Work to do >> Reproduce every entry exactly, without alteration.

-- START Material for this task --

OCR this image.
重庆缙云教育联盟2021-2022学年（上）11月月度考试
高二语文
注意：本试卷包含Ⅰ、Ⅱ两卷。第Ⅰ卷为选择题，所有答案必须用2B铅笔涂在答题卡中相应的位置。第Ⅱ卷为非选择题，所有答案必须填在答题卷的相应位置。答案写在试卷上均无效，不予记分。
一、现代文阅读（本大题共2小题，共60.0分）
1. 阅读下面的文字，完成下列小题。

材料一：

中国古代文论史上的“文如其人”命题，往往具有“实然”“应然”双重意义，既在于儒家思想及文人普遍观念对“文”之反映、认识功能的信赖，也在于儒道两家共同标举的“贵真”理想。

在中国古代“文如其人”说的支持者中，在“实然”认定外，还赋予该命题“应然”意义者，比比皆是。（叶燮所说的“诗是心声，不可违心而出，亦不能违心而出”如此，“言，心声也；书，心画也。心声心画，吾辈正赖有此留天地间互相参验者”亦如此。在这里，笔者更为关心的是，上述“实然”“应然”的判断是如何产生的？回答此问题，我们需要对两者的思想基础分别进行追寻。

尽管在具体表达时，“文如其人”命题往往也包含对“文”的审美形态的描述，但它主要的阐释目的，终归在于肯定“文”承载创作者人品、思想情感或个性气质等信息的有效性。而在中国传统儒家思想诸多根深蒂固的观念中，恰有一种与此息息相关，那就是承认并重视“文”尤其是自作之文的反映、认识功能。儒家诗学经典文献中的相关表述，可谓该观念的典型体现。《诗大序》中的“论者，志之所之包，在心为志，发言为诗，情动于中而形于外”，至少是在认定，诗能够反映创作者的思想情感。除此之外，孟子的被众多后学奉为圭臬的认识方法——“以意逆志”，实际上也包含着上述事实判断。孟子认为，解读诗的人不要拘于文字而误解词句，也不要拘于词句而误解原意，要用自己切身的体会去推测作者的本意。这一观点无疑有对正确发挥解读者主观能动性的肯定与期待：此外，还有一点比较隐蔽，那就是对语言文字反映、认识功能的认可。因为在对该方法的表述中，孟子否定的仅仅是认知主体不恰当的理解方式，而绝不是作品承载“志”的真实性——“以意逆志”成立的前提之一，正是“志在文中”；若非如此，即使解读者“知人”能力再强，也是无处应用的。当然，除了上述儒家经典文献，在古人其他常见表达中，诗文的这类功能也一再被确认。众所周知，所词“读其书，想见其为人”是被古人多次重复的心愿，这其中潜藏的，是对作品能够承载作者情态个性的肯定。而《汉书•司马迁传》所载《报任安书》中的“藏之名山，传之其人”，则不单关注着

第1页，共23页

-- END Material for this task --

Task solution >>
OCR this image.
重庆缙云教育联盟2021-2022学年（上）11月月度考试
高二语文
注意：本试卷包含Ⅰ、Ⅱ两卷。第Ⅰ卷为选择题，所有答案必须用2B铅笔涂在答题卡中相应的位置。第Ⅱ卷为非选择题，所有答案必须填在答题卷的相应位置。答案写在试卷上均无效，不予记分。
一、现代文阅读（本大题共2小题，共60.0分）
1. 阅读下面的文字，完成下列小题。

材料一：

中国古代文论史上的“文如其人”命题，往往具有“实然”“应然”双重意义，既在于儒家思想及文人普遍观念对“文”之反映、认识功能的信赖，也在于儒道两家共同标举的“贵真”理想。

在中国古代“文如其人”说的支持者中，在“实然”认定外，还赋予该命题“应然”意义者，比比皆是。（叶燮所说的“诗是心声，不可违心而出，亦不能违心而出”如此，“言，心声也；书，心画也。心声心画，吾辈正赖有此留天地间互相参验者”亦如此。在这里，笔者更为关心的是，上述“实然”“应然”的判断是如何产生的？回答此问题，我们需要对两者的思想基础分别进行追寻。

尽管在具体表达时，“文如其人”命题往往也包含对“文”的审美形态的描述，但它主要的阐释目的，终归在于肯定“文”承载创作者人品、思想情感或个性气质等信息的有效性。而在中国传统儒家思想诸多根深蒂固的观念中，恰有一种与此息息相关，那就是承认并重视“文”尤其是自作之文的反映、认识功能。儒家诗学经典文献中的相关表述，可谓该观念的典型体现。《诗大序》中的“论者，志之所之包，在心为志，发言为诗，情动于中而形于外”，至少是在认定，诗能够反映创作者的思想情感。除此之外，孟子的被众多后学奉为圭臬的认识方法——“以意逆志”，实际上也包含着上述事实判断。孟子认为，解读诗的人不要拘于文字而误解词句，也不要拘于词句而误解原意，要用自己切身的体会去推测作者的本意。这一观点无疑有对正确发挥解读者主观能动性的肯定与期待：此外，还有一点比较隐蔽，那就是对语言文字反映、认识功能的认可。因为在对该方法的表述中，孟子否定的仅仅是认知主体不恰当的理解方式，而绝不是作品承载“志”的真实性——“以意逆志”成立的前提之一，正是“志在文中”；若非如此，即使解读者“知人”能力再强，也是无处应用的。当然，除了上述儒家经典文献，在古人其他常见表达中，诗文的这类功能也一再被确认。众所周知，所词“读其书，想见其为人”是被古人多次重复的心愿，这其中潜藏的，是对作品能够承载作者情态个性的肯定。而《汉书•司马迁传》所载《报任安书》中的“藏之名山，传之其人”，则不单关注着

第1页，共23页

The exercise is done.